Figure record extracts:

((

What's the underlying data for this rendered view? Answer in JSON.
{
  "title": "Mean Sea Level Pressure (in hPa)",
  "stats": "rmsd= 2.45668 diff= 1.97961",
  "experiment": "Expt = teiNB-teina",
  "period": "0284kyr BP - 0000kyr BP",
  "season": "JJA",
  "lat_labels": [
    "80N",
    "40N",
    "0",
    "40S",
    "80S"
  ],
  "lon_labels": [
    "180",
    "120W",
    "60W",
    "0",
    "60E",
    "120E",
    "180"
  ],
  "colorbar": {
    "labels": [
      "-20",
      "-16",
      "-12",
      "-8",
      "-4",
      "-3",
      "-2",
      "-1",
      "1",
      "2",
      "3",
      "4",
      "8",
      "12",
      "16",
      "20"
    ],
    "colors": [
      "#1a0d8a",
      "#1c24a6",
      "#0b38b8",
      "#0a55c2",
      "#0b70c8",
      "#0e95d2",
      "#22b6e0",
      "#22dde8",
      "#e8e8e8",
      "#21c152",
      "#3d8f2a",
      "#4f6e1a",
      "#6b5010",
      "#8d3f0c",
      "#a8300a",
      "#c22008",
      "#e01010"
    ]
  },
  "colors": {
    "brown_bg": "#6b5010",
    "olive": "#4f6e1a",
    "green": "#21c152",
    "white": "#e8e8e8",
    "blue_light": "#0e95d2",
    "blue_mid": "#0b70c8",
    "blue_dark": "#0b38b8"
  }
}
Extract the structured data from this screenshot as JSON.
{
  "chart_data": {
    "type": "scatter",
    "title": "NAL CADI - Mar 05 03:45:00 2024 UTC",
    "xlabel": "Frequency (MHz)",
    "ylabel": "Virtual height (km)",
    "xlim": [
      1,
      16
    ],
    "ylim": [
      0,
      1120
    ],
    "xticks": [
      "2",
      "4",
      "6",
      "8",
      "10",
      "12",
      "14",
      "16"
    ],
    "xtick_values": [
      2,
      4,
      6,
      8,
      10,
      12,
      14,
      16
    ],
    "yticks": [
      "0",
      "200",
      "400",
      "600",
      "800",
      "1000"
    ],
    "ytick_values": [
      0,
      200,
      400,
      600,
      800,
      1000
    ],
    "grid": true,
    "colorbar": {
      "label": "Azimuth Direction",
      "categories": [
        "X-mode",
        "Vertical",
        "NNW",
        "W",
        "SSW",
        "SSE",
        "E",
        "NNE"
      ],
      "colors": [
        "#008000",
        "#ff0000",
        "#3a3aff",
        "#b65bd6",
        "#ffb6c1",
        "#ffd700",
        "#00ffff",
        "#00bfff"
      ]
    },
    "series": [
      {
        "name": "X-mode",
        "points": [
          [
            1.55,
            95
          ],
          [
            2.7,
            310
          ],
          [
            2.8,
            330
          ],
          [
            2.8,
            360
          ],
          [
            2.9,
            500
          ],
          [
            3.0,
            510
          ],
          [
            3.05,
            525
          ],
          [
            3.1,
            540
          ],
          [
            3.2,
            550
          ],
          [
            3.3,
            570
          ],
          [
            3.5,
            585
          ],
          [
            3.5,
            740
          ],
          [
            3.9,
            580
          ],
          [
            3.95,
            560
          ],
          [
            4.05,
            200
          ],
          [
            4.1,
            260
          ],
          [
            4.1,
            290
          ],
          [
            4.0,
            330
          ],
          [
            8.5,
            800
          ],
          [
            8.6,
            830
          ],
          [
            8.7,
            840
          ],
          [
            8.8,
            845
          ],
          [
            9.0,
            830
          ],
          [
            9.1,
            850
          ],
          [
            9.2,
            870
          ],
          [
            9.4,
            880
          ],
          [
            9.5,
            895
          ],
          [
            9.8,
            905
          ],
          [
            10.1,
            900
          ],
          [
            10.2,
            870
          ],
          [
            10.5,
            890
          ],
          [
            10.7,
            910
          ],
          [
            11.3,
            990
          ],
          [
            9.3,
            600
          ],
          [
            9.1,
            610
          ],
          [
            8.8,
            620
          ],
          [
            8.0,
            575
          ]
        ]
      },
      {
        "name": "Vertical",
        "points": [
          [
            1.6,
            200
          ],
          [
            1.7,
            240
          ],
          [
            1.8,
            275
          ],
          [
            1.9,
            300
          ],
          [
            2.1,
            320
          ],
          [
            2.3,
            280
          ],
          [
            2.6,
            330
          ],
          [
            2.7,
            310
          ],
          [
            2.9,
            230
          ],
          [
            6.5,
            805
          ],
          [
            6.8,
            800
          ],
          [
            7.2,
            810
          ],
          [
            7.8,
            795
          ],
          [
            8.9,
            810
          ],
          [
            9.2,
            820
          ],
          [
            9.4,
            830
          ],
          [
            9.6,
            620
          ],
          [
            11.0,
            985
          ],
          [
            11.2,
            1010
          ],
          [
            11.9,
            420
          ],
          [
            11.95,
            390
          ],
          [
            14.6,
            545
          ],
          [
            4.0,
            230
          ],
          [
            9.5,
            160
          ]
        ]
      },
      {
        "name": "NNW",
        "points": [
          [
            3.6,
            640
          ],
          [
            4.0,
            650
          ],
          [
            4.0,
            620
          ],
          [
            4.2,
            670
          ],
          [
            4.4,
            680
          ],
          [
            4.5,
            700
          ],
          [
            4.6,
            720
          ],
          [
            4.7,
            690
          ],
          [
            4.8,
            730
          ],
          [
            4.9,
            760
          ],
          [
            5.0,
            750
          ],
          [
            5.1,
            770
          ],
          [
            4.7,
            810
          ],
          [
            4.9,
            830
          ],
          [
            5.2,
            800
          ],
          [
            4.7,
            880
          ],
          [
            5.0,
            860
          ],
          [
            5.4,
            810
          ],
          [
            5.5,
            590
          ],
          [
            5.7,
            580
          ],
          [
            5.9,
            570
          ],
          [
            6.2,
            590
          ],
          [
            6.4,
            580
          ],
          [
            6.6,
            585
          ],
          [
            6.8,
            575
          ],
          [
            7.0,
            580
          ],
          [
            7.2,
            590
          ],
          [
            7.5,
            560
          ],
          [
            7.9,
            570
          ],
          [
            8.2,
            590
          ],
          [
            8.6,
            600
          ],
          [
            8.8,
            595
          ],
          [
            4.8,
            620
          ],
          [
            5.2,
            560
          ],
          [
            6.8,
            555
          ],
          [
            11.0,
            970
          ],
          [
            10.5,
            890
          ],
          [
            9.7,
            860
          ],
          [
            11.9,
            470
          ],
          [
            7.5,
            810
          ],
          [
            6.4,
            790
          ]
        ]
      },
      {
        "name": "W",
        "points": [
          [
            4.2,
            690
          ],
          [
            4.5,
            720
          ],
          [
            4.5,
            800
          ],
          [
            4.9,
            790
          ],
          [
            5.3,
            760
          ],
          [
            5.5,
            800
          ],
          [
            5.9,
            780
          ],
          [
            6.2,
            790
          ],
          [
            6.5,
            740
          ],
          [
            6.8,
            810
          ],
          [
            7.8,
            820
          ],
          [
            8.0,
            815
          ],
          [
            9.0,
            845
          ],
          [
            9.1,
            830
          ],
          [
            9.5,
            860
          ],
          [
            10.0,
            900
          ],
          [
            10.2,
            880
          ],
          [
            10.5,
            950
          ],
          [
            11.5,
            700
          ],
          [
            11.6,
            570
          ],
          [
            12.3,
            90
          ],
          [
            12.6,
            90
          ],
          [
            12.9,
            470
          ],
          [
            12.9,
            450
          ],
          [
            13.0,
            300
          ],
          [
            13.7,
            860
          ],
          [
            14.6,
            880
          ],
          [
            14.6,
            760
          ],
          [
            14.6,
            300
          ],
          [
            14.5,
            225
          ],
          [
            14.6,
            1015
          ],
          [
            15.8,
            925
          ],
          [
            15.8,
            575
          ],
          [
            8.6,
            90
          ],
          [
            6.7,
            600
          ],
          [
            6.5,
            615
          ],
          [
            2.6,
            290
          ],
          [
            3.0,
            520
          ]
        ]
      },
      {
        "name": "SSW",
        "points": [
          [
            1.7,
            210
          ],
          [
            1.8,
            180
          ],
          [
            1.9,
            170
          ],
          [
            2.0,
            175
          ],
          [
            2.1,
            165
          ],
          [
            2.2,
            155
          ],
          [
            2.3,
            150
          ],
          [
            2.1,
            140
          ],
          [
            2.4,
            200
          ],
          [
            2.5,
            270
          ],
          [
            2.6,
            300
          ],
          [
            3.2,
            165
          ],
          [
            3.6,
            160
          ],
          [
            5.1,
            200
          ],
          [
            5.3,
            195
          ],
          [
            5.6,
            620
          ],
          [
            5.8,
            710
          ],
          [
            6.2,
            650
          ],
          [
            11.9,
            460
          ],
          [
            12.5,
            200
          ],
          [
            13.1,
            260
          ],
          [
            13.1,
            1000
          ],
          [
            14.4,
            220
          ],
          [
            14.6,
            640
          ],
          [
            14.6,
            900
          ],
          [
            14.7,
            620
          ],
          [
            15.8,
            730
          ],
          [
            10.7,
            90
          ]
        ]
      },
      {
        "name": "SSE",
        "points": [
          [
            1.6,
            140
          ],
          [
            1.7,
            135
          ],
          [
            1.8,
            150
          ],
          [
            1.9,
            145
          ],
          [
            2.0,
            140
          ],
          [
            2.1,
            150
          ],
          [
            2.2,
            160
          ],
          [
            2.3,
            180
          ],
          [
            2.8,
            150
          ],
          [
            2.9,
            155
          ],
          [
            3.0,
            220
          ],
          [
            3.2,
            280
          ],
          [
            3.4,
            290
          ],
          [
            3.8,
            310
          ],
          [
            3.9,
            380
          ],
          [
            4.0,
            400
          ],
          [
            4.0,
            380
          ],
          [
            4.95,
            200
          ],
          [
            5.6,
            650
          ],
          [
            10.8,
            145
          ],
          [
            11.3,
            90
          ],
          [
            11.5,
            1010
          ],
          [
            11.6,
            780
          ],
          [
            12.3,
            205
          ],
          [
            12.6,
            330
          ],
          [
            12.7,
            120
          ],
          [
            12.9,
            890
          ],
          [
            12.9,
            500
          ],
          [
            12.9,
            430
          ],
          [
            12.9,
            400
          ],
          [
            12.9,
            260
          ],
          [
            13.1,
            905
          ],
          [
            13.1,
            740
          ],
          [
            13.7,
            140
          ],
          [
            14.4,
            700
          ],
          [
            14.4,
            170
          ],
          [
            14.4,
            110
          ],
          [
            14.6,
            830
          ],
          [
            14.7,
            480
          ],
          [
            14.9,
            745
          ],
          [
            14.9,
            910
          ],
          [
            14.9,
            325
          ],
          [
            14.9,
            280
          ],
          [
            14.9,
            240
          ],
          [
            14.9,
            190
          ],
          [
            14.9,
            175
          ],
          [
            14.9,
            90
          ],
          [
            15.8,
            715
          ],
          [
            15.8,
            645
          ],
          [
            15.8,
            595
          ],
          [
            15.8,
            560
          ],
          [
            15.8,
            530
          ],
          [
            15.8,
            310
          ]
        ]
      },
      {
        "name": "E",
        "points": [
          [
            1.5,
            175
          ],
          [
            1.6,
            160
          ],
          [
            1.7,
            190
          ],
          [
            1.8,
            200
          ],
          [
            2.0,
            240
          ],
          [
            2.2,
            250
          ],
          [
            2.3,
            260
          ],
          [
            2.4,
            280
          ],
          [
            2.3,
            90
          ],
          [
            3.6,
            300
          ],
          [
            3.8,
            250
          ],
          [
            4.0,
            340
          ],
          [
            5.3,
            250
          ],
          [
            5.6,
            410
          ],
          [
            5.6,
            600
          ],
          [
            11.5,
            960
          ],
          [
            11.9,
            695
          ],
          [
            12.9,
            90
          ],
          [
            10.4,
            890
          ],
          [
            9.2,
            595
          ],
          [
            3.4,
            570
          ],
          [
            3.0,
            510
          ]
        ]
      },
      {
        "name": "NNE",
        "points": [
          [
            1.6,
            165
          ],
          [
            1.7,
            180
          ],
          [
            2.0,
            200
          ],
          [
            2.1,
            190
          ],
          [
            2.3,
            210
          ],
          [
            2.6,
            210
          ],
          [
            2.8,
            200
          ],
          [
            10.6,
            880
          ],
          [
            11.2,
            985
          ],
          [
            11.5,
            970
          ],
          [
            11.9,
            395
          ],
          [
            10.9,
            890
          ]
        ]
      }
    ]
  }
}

))

OBJECTIVE:
Only the count is wanted: report how many lines of the material above hold the word "this".

RESULT OF THE TASK:
2